Instructions for the task |
Each entry below is to be transcribed exactly.

start Raw records

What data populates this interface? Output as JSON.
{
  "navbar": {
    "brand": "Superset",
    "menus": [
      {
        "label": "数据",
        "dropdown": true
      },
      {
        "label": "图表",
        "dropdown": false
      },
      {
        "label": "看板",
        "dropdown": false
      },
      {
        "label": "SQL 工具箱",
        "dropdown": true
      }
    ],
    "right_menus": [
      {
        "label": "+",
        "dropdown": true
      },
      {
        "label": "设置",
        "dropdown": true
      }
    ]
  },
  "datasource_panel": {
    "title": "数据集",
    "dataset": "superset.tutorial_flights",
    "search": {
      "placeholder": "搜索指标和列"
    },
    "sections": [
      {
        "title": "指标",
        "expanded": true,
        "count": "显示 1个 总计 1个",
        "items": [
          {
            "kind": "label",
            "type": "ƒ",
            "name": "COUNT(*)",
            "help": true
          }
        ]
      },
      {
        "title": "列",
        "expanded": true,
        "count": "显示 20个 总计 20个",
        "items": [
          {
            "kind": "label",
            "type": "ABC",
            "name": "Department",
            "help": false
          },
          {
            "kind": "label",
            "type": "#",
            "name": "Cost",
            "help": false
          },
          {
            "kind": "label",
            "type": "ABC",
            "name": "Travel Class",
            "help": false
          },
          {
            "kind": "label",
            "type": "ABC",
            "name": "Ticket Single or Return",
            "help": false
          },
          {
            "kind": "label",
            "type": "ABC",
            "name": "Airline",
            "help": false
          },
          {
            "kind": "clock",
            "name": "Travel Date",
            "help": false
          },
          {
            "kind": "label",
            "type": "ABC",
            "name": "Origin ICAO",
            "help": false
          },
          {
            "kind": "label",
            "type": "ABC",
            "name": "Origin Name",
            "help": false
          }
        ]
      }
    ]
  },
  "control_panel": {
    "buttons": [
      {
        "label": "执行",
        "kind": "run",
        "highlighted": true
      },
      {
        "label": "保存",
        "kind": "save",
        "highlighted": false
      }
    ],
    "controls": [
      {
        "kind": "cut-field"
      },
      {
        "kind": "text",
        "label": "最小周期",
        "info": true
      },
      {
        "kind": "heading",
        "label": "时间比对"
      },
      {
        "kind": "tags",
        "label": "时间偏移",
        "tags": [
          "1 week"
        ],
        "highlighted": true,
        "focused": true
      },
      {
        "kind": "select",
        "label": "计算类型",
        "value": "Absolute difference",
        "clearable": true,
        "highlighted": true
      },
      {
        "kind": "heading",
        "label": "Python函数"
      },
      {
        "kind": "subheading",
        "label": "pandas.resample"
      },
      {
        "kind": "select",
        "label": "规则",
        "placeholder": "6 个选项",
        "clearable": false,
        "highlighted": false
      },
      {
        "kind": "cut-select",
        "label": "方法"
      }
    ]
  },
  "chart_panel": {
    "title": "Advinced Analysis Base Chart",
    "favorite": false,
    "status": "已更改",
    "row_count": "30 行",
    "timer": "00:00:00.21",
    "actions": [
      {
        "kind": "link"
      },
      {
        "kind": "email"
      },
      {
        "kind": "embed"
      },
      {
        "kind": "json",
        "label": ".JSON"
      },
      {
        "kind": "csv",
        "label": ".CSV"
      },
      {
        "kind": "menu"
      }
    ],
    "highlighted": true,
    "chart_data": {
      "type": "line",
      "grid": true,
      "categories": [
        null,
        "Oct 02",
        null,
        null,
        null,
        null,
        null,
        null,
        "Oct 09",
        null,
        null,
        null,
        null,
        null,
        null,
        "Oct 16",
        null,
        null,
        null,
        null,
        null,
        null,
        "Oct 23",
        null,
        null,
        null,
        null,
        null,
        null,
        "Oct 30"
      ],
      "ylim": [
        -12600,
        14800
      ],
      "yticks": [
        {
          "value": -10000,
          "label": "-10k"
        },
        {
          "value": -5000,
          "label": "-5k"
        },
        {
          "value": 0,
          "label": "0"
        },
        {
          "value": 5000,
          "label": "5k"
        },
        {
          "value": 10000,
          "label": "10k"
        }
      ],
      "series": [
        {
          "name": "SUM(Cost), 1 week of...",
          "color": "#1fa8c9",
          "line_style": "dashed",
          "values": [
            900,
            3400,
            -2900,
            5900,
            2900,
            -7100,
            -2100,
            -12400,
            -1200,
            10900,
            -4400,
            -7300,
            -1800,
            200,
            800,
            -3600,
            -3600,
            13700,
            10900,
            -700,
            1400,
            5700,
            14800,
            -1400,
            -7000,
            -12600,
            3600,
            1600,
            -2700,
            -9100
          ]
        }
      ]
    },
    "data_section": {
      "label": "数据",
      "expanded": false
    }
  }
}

end Raw records

Solution below |
What data populates this interface? Output as JSON.
{
  "navbar": {
    "brand": "Superset",
    "menus": [
      {
        "label": "数据",
        "dropdown": true
      },
      {
        "label": "图表",
        "dropdown": false
      },
      {
        "label": "看板",
        "dropdown": false
      },
      {
        "label": "SQL 工具箱",
        "dropdown": true
      }
    ],
    "right_menus": [
      {
        "label": "+",
        "dropdown": true
      },
      {
        "label": "设置",
        "dropdown": true
      }
    ]
  },
  "datasource_panel": {
    "title": "数据集",
    "dataset": "superset.tutorial_flights",
    "search": {
      "placeholder": "搜索指标和列"
    },
    "sections": [
      {
        "title": "指标",
        "expanded": true,
        "count": "显示 1个 总计 1个",
        "items": [
          {
            "kind": "label",
            "type": "ƒ",
            "name": "COUNT(*)",
            "help": true
          }
        ]
      },
      {
        "title": "列",
        "expanded": true,
        "count": "显示 20个 总计 20个",
        "items": [
          {
            "kind": "label",
            "type": "ABC",
            "name": "Department",
            "help": false
          },
          {
            "kind": "label",
            "type": "#",
            "name": "Cost",
            "help": false
          },
          {
            "kind": "label",
            "type": "ABC",
            "name": "Travel Class",
            "help": false
          },
          {
            "kind": "label",
            "type": "ABC",
            "name": "Ticket Single or Return",
            "help": false
          },
          {
            "kind": "label",
            "type": "ABC",
            "name": "Airline",
            "help": false
          },
          {
            "kind": "clock",
            "name": "Travel Date",
            "help": false
          },
          {
            "kind": "label",
            "type": "ABC",
            "name": "Origin ICAO",
            "help": false
          },
          {
            "kind": "label",
            "type": "ABC",
            "name": "Origin Name",
            "help": false
          }
        ]
      }
    ]
  },
  "control_panel": {
    "buttons": [
      {
        "label": "执行",
        "kind": "run",
        "highlighted": true
      },
      {
        "label": "保存",
        "kind": "save",
        "highlighted": false
      }
    ],
    "controls": [
      {
        "kind": "cut-field"
      },
      {
        "kind": "text",
        "label": "最小周期",
        "info": true
      },
      {
        "kind": "heading",
        "label": "时间比对"
      },
      {
        "kind": "tags",
        "label": "时间偏移",
        "tags": [
          "1 week"
        ],
        "highlighted": true,
        "focused": true
      },
      {
        "kind": "select",
        "label": "计算类型",
        "value": "Absolute difference",
        "clearable": true,
        "highlighted": true
      },
      {
        "kind": "heading",
        "label": "Python函数"
      },
      {
        "kind": "subheading",
        "label": "pandas.resample"
      },
      {
        "kind": "select",
        "label": "规则",
        "placeholder": "6 个选项",
        "clearable": false,
        "highlighted": false
      },
      {
        "kind": "cut-select",
        "label": "方法"
      }
    ]
  },
  "chart_panel": {
    "title": "Advinced Analysis Base Chart",
    "favorite": false,
    "status": "已更改",
    "row_count": "30 行",
    "timer": "00:00:00.21",
    "actions": [
      {
        "kind": "link"
      },
      {
        "kind": "email"
      },
      {
        "kind": "embed"
      },
      {
        "kind": "json",
        "label": ".JSON"
      },
      {
        "kind": "csv",
        "label": ".CSV"
      },
      {
        "kind": "menu"
      }
    ],
    "highlighted": true,
    "chart_data": {
      "type": "line",
      "grid": true,
      "categories": [
        null,
        "Oct 02",
        null,
        null,
        null,
        null,
        null,
        null,
        "Oct 09",
        null,
        null,
        null,
        null,
        null,
        null,
        "Oct 16",
        null,
        null,
        null,
        null,
        null,
        null,
        "Oct 23",
        null,
        null,
        null,
        null,
        null,
        null,
        "Oct 30"
      ],
      "ylim": [
        -12600,
        14800
      ],
      "yticks": [
        {
          "value": -10000,
          "label": "-10k"
        },
        {
          "value": -5000,
          "label": "-5k"
        },
        {
          "value": 0,
          "label": "0"
        },
        {
          "value": 5000,
          "label": "5k"
        },
        {
          "value": 10000,
          "label": "10k"
        }
      ],
      "series": [
        {
          "name": "SUM(Cost), 1 week of...",
          "color": "#1fa8c9",
          "line_style": "dashed",
          "values": [
            900,
            3400,
            -2900,
            5900,
            2900,
            -7100,
            -2100,
            -12400,
            -1200,
            10900,
            -4400,
            -7300,
            -1800,
            200,
            800,
            -3600,
            -3600,
            13700,
            10900,
            -700,
            1400,
            5700,
            14800,
            -1400,
            -7000,
            -12600,
            3600,
            1600,
            -2700,
            -9100
          ]
        }
      ]
    },
    "data_section": {
      "label": "数据",
      "expanded": false
    }
  }
}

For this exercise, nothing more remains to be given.